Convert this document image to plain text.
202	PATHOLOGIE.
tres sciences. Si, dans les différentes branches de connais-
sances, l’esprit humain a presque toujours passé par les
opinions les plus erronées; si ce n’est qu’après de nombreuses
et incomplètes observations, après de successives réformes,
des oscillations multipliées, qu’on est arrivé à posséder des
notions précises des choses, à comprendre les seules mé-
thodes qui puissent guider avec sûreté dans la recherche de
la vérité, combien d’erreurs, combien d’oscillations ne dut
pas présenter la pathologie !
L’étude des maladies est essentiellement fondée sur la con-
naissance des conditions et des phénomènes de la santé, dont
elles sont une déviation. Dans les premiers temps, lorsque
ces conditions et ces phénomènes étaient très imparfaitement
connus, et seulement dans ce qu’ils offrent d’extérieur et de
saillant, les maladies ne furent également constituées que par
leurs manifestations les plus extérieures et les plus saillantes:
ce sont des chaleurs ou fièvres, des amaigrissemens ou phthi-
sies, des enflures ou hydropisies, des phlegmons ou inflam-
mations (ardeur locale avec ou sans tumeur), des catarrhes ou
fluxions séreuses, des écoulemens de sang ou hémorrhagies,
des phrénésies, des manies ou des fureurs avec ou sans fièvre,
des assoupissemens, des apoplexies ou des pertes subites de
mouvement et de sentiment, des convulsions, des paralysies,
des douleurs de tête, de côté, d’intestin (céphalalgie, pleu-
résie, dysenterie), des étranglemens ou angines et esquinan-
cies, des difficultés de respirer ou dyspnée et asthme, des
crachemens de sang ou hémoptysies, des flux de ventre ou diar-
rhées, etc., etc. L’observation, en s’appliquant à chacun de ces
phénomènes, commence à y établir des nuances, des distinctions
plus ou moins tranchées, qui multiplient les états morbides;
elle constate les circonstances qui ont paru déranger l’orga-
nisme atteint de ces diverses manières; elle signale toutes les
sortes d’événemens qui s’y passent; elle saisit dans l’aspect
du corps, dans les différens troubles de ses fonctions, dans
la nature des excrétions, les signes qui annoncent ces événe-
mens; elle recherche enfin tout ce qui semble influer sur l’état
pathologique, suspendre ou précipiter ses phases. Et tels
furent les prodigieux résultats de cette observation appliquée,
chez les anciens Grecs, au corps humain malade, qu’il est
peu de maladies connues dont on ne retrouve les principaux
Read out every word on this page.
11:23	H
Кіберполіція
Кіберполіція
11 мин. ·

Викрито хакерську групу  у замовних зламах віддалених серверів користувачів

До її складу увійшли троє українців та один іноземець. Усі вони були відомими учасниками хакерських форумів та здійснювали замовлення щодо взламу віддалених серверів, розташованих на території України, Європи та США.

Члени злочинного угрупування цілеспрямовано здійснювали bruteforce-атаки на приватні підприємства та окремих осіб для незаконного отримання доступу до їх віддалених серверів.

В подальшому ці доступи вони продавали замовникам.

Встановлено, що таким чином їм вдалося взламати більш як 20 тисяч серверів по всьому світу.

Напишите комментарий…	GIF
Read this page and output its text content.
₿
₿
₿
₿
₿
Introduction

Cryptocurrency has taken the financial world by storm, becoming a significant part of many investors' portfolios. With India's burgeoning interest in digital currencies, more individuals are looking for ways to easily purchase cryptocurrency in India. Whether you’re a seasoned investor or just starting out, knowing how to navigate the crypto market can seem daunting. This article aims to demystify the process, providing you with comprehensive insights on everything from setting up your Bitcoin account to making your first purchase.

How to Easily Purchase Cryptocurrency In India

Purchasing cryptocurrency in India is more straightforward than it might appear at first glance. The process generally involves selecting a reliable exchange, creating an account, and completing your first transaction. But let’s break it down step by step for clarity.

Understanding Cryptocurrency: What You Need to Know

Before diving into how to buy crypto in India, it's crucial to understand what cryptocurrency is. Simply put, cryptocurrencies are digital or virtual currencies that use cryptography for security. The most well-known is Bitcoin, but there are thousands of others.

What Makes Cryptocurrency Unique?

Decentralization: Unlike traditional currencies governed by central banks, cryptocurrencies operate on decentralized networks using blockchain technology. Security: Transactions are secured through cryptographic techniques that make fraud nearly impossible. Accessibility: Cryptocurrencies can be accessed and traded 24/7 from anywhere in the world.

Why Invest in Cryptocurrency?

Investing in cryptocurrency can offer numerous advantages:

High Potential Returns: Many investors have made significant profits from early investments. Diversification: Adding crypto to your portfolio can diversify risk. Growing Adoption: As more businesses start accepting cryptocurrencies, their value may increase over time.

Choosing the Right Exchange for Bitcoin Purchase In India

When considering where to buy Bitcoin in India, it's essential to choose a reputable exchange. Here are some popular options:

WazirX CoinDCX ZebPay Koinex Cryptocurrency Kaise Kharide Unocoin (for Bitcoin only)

::::::::::

Return every line of the material exactly.

Convert this document image to plain text.
202	PATHOLOGIE.
tres sciences. Si, dans les différentes branches de connais-
sances, l’esprit humain a presque toujours passé par les
opinions les plus erronées; si ce n’est qu’après de nombreuses
et incomplètes observations, après de successives réformes,
des oscillations multipliées, qu’on est arrivé à posséder des
notions précises des choses, à comprendre les seules mé-
thodes qui puissent guider avec sûreté dans la recherche de
la vérité, combien d’erreurs, combien d’oscillations ne dut
pas présenter la pathologie !
L’étude des maladies est essentiellement fondée sur la con-
naissance des conditions et des phénomènes de la santé, dont
elles sont une déviation. Dans les premiers temps, lorsque
ces conditions et ces phénomènes étaient très imparfaitement
connus, et seulement dans ce qu’ils offrent d’extérieur et de
saillant, les maladies ne furent également constituées que par
leurs manifestations les plus extérieures et les plus saillantes:
ce sont des chaleurs ou fièvres, des amaigrissemens ou phthi-
sies, des enflures ou hydropisies, des phlegmons ou inflam-
mations (ardeur locale avec ou sans tumeur), des catarrhes ou
fluxions séreuses, des écoulemens de sang ou hémorrhagies,
des phrénésies, des manies ou des fureurs avec ou sans fièvre,
des assoupissemens, des apoplexies ou des pertes subites de
mouvement et de sentiment, des convulsions, des paralysies,
des douleurs de tête, de côté, d’intestin (céphalalgie, pleu-
résie, dysenterie), des étranglemens ou angines et esquinan-
cies, des difficultés de respirer ou dyspnée et asthme, des
crachemens de sang ou hémoptysies, des flux de ventre ou diar-
rhées, etc., etc. L’observation, en s’appliquant à chacun de ces
phénomènes, commence à y établir des nuances, des distinctions
plus ou moins tranchées, qui multiplient les états morbides;
elle constate les circonstances qui ont paru déranger l’orga-
nisme atteint de ces diverses manières; elle signale toutes les
sortes d’événemens qui s’y passent; elle saisit dans l’aspect
du corps, dans les différens troubles de ses fonctions, dans
la nature des excrétions, les signes qui annoncent ces événe-
mens; elle recherche enfin tout ce qui semble influer sur l’état
pathologique, suspendre ou précipiter ses phases. Et tels
furent les prodigieux résultats de cette observation appliquée,
chez les anciens Grecs, au corps humain malade, qu’il est
peu de maladies connues dont on ne retrouve les principaux
Read out every word on this page.
11:23	H
Кіберполіція
Кіберполіція
11 мин. ·

Викрито хакерську групу  у замовних зламах віддалених серверів користувачів

До її складу увійшли троє українців та один іноземець. Усі вони були відомими учасниками хакерських форумів та здійснювали замовлення щодо взламу віддалених серверів, розташованих на території України, Європи та США.

Члени злочинного угрупування цілеспрямовано здійснювали bruteforce-атаки на приватні підприємства та окремих осіб для незаконного отримання доступу до їх віддалених серверів.

В подальшому ці доступи вони продавали замовникам.

Встановлено, що таким чином їм вдалося взламати більш як 20 тисяч серверів по всьому світу.

Напишите комментарий…	GIF
Read this page and output its text content.
₿
₿
₿
₿
₿
Introduction

Cryptocurrency has taken the financial world by storm, becoming a significant part of many investors' portfolios. With India's burgeoning interest in digital currencies, more individuals are looking for ways to easily purchase cryptocurrency in India. Whether you’re a seasoned investor or just starting out, knowing how to navigate the crypto market can seem daunting. This article aims to demystify the process, providing you with comprehensive insights on everything from setting up your Bitcoin account to making your first purchase.

How to Easily Purchase Cryptocurrency In India

Purchasing cryptocurrency in India is more straightforward than it might appear at first glance. The process generally involves selecting a reliable exchange, creating an account, and completing your first transaction. But let’s break it down step by step for clarity.

Understanding Cryptocurrency: What You Need to Know

Before diving into how to buy crypto in India, it's crucial to understand what cryptocurrency is. Simply put, cryptocurrencies are digital or virtual currencies that use cryptography for security. The most well-known is Bitcoin, but there are thousands of others.

What Makes Cryptocurrency Unique?

Decentralization: Unlike traditional currencies governed by central banks, cryptocurrencies operate on decentralized networks using blockchain technology. Security: Transactions are secured through cryptographic techniques that make fraud nearly impossible. Accessibility: Cryptocurrencies can be accessed and traded 24/7 from anywhere in the world.

Why Invest in Cryptocurrency?

Investing in cryptocurrency can offer numerous advantages:

High Potential Returns: Many investors have made significant profits from early investments. Diversification: Adding crypto to your portfolio can diversify risk. Growing Adoption: As more businesses start accepting cryptocurrencies, their value may increase over time.

Choosing the Right Exchange for Bitcoin Purchase In India

When considering where to buy Bitcoin in India, it's essential to choose a reputable exchange. Here are some popular options:

WazirX CoinDCX ZebPay Koinex Cryptocurrency Kaise Kharide Unocoin (for Bitcoin only)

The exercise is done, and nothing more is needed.